> Provided information:

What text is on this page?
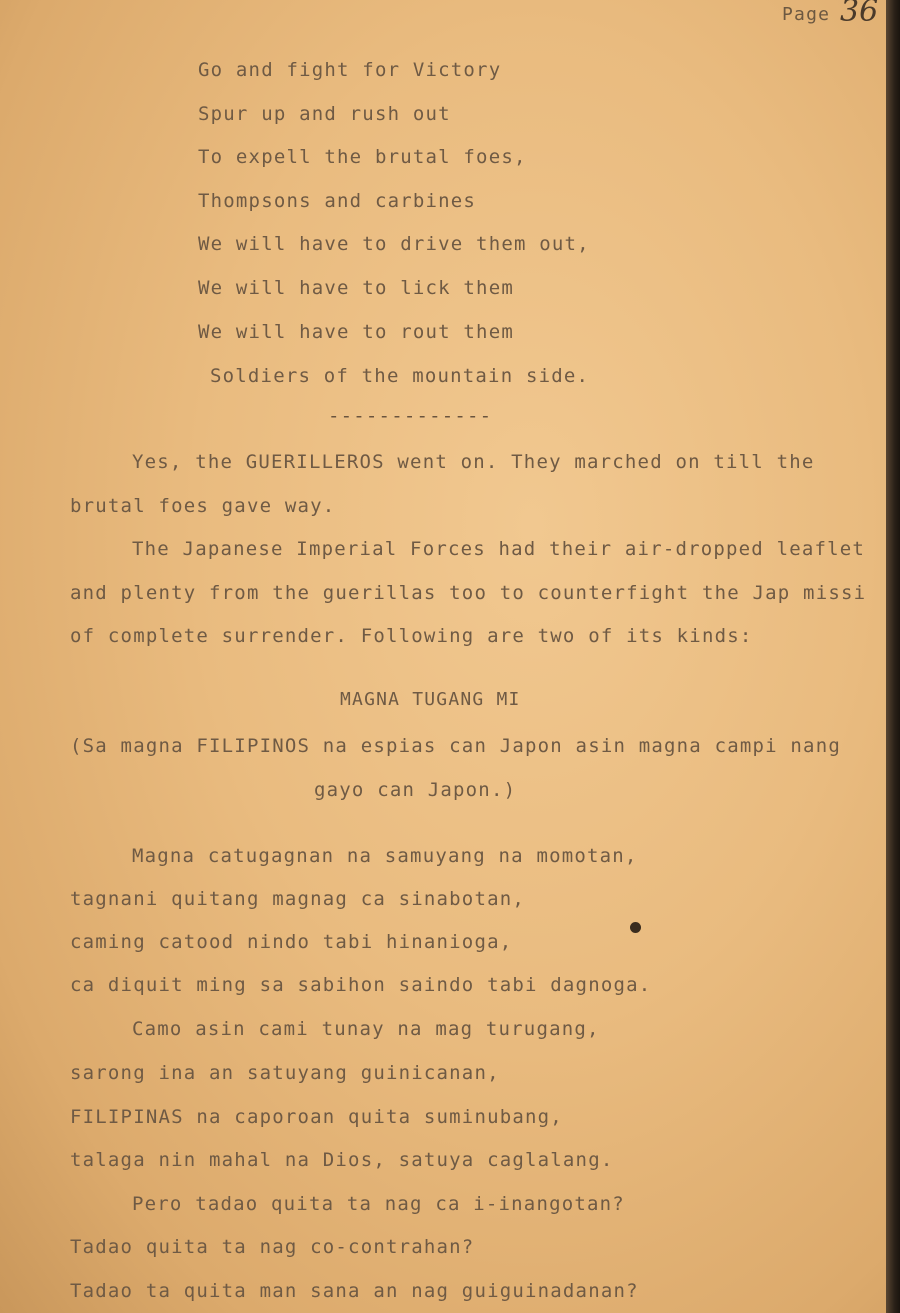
Page 36
Go and fight for Victory
Spur up and rush out
To expell the brutal foes,
Thompsons and carbines
We will have to drive them out,
We will have to lick them
We will have to rout them
Soldiers of the mountain side.
-------------
Yes, the GUERILLEROS went on. They marched on till the
brutal foes gave way.
The Japanese Imperial Forces had their air-dropped leaflet
and plenty from the guerillas too to counterfight the Jap missi
of complete surrender. Following are two of its kinds:
MAGNA TUGANG MI
(Sa magna FILIPINOS na espias can Japon asin magna campi nang
gayo can Japon.)
Magna catugagnan na samuyang na momotan,
tagnani quitang magnag ca sinabotan,
caming catood nindo tabi hinanioga,
ca diquit ming sa sabihon saindo tabi dagnoga.
Camo asin cami tunay na mag turugang,
sarong ina an satuyang guinicanan,
FILIPINAS na caporoan quita suminubang,
talaga nin mahal na Dios, satuya caglalang.
Pero tadao quita ta nag ca i-inangotan?
Tadao quita ta nag co-contrahan?
Tadao ta quita man sana an nag guiguinadanan?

> What to work on: Quote the data exactly, leaving every image out of the copy.

> Solution to this problem:
What text is on this page?
Page 36
Go and fight for Victory
Spur up and rush out
To expell the brutal foes,
Thompsons and carbines
We will have to drive them out,
We will have to lick them
We will have to rout them
Soldiers of the mountain side.
-------------
Yes, the GUERILLEROS went on. They marched on till the
brutal foes gave way.
The Japanese Imperial Forces had their air-dropped leaflet
and plenty from the guerillas too to counterfight the Jap missi
of complete surrender. Following are two of its kinds:
MAGNA TUGANG MI
(Sa magna FILIPINOS na espias can Japon asin magna campi nang
gayo can Japon.)
Magna catugagnan na samuyang na momotan,
tagnani quitang magnag ca sinabotan,
caming catood nindo tabi hinanioga,
ca diquit ming sa sabihon saindo tabi dagnoga.
Camo asin cami tunay na mag turugang,
sarong ina an satuyang guinicanan,
FILIPINAS na caporoan quita suminubang,
talaga nin mahal na Dios, satuya caglalang.
Pero tadao quita ta nag ca i-inangotan?
Tadao quita ta nag co-contrahan?
Tadao ta quita man sana an nag guiguinadanan?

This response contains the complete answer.